> Directions
Can you output the records below exactly as they are written?

> Provided material

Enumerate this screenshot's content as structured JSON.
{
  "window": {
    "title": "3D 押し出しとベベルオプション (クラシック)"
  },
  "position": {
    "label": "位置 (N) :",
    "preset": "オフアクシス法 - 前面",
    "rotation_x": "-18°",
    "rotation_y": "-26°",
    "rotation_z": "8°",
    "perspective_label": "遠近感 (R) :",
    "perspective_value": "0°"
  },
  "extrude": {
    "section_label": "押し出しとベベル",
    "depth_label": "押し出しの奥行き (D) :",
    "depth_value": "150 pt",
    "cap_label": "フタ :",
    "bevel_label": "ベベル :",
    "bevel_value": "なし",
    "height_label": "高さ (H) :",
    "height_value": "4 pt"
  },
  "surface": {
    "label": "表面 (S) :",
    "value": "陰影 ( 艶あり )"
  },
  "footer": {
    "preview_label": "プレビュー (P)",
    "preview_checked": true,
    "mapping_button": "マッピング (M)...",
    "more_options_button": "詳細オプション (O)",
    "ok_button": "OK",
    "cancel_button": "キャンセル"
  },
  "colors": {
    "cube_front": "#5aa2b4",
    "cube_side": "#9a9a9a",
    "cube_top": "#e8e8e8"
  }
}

> Answer to the problem
Enumerate this screenshot's content as structured JSON.
{
  "window": {
    "title": "3D 押し出しとベベルオプション (クラシック)"
  },
  "position": {
    "label": "位置 (N) :",
    "preset": "オフアクシス法 - 前面",
    "rotation_x": "-18°",
    "rotation_y": "-26°",
    "rotation_z": "8°",
    "perspective_label": "遠近感 (R) :",
    "perspective_value": "0°"
  },
  "extrude": {
    "section_label": "押し出しとベベル",
    "depth_label": "押し出しの奥行き (D) :",
    "depth_value": "150 pt",
    "cap_label": "フタ :",
    "bevel_label": "ベベル :",
    "bevel_value": "なし",
    "height_label": "高さ (H) :",
    "height_value": "4 pt"
  },
  "surface": {
    "label": "表面 (S) :",
    "value": "陰影 ( 艶あり )"
  },
  "footer": {
    "preview_label": "プレビュー (P)",
    "preview_checked": true,
    "mapping_button": "マッピング (M)...",
    "more_options_button": "詳細オプション (O)",
    "ok_button": "OK",
    "cancel_button": "キャンセル"
  },
  "colors": {
    "cube_front": "#5aa2b4",
    "cube_side": "#9a9a9a",
    "cube_top": "#e8e8e8"
  }
}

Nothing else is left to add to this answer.